◆ Exercise task
Transcribe all of the material exactly.

Records from a collection of figures
=====

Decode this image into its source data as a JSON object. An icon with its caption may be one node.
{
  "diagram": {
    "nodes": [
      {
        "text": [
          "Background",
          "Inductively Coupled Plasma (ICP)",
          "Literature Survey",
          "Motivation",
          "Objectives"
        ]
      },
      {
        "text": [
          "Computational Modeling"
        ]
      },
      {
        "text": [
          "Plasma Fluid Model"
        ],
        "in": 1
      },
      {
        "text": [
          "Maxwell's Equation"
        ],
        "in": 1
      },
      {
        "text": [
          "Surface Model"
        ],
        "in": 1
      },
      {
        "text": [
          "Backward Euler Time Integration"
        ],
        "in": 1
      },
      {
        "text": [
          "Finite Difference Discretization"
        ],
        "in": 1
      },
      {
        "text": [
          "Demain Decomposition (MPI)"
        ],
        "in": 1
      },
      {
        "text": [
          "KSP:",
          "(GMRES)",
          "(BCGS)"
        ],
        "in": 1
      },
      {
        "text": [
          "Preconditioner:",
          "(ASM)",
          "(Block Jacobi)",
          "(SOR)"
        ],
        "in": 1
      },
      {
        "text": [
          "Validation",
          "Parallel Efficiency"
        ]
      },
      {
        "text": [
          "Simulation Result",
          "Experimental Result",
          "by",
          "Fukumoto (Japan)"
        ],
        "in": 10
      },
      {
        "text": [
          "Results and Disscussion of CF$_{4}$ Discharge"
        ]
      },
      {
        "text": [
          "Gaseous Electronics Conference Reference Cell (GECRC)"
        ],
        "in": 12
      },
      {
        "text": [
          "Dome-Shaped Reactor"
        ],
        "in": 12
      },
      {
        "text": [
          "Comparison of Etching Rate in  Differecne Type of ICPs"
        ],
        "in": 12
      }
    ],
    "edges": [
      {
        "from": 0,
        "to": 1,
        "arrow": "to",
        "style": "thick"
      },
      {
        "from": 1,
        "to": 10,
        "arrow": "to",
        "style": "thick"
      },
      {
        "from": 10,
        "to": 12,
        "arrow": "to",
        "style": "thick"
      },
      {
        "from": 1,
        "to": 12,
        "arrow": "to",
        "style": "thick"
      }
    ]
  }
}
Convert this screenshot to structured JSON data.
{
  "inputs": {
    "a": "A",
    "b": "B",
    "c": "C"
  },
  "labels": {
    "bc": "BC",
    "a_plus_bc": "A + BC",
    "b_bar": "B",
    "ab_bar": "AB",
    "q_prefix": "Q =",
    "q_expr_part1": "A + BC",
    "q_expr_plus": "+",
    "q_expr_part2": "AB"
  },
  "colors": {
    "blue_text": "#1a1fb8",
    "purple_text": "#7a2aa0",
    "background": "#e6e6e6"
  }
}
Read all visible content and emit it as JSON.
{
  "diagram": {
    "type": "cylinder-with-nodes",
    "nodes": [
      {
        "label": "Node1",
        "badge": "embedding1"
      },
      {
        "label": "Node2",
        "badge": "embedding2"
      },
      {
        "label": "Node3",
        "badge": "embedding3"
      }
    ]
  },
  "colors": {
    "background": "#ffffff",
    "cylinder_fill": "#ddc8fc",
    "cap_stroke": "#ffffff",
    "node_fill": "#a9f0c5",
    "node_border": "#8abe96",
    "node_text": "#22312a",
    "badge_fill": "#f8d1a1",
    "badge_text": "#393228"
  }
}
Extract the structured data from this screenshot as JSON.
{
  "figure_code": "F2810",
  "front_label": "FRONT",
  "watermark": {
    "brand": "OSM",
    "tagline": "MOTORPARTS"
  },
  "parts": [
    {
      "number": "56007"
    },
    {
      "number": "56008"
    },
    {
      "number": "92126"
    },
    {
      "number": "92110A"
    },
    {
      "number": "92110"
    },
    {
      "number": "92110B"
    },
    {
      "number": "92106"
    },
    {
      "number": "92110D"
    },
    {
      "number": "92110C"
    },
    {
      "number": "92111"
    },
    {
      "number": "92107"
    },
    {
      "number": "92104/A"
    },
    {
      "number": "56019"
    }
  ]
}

=====

◆ Response to the exercise
Decode this image into its source data as a JSON object. An icon with its caption may be one node.
{
  "diagram": {
    "nodes": [
      {
        "text": [
          "Background",
          "Inductively Coupled Plasma (ICP)",
          "Literature Survey",
          "Motivation",
          "Objectives"
        ]
      },
      {
        "text": [
          "Computational Modeling"
        ]
      },
      {
        "text": [
          "Plasma Fluid Model"
        ],
        "in": 1
      },
      {
        "text": [
          "Maxwell's Equation"
        ],
        "in": 1
      },
      {
        "text": [
          "Surface Model"
        ],
        "in": 1
      },
      {
        "text": [
          "Backward Euler Time Integration"
        ],
        "in": 1
      },
      {
        "text": [
          "Finite Difference Discretization"
        ],
        "in": 1
      },
      {
        "text": [
          "Demain Decomposition (MPI)"
        ],
        "in": 1
      },
      {
        "text": [
          "KSP:",
          "(GMRES)",
          "(BCGS)"
        ],
        "in": 1
      },
      {
        "text": [
          "Preconditioner:",
          "(ASM)",
          "(Block Jacobi)",
          "(SOR)"
        ],
        "in": 1
      },
      {
        "text": [
          "Validation",
          "Parallel Efficiency"
        ]
      },
      {
        "text": [
          "Simulation Result",
          "Experimental Result",
          "by",
          "Fukumoto (Japan)"
        ],
        "in": 10
      },
      {
        "text": [
          "Results and Disscussion of CF$_{4}$ Discharge"
        ]
      },
      {
        "text": [
          "Gaseous Electronics Conference Reference Cell (GECRC)"
        ],
        "in": 12
      },
      {
        "text": [
          "Dome-Shaped Reactor"
        ],
        "in": 12
      },
      {
        "text": [
          "Comparison of Etching Rate in  Differecne Type of ICPs"
        ],
        "in": 12
      }
    ],
    "edges": [
      {
        "from": 0,
        "to": 1,
        "arrow": "to",
        "style": "thick"
      },
      {
        "from": 1,
        "to": 10,
        "arrow": "to",
        "style": "thick"
      },
      {
        "from": 10,
        "to": 12,
        "arrow": "to",
        "style": "thick"
      },
      {
        "from": 1,
        "to": 12,
        "arrow": "to",
        "style": "thick"
      }
    ]
  }
}
Convert this screenshot to structured JSON data.
{
  "inputs": {
    "a": "A",
    "b": "B",
    "c": "C"
  },
  "labels": {
    "bc": "BC",
    "a_plus_bc": "A + BC",
    "b_bar": "B",
    "ab_bar": "AB",
    "q_prefix": "Q =",
    "q_expr_part1": "A + BC",
    "q_expr_plus": "+",
    "q_expr_part2": "AB"
  },
  "colors": {
    "blue_text": "#1a1fb8",
    "purple_text": "#7a2aa0",
    "background": "#e6e6e6"
  }
}
Read all visible content and emit it as JSON.
{
  "diagram": {
    "type": "cylinder-with-nodes",
    "nodes": [
      {
        "label": "Node1",
        "badge": "embedding1"
      },
      {
        "label": "Node2",
        "badge": "embedding2"
      },
      {
        "label": "Node3",
        "badge": "embedding3"
      }
    ]
  },
  "colors": {
    "background": "#ffffff",
    "cylinder_fill": "#ddc8fc",
    "cap_stroke": "#ffffff",
    "node_fill": "#a9f0c5",
    "node_border": "#8abe96",
    "node_text": "#22312a",
    "badge_fill": "#f8d1a1",
    "badge_text": "#393228"
  }
}
Extract the structured data from this screenshot as JSON.
{
  "figure_code": "F2810",
  "front_label": "FRONT",
  "watermark": {
    "brand": "OSM",
    "tagline": "MOTORPARTS"
  },
  "parts": [
    {
      "number": "56007"
    },
    {
      "number": "56008"
    },
    {
      "number": "92126"
    },
    {
      "number": "92110A"
    },
    {
      "number": "92110"
    },
    {
      "number": "92110B"
    },
    {
      "number": "92106"
    },
    {
      "number": "92110D"
    },
    {
      "number": "92110C"
    },
    {
      "number": "92111"
    },
    {
      "number": "92107"
    },
    {
      "number": "92104/A"
    },
    {
      "number": "56019"
    }
  ]
}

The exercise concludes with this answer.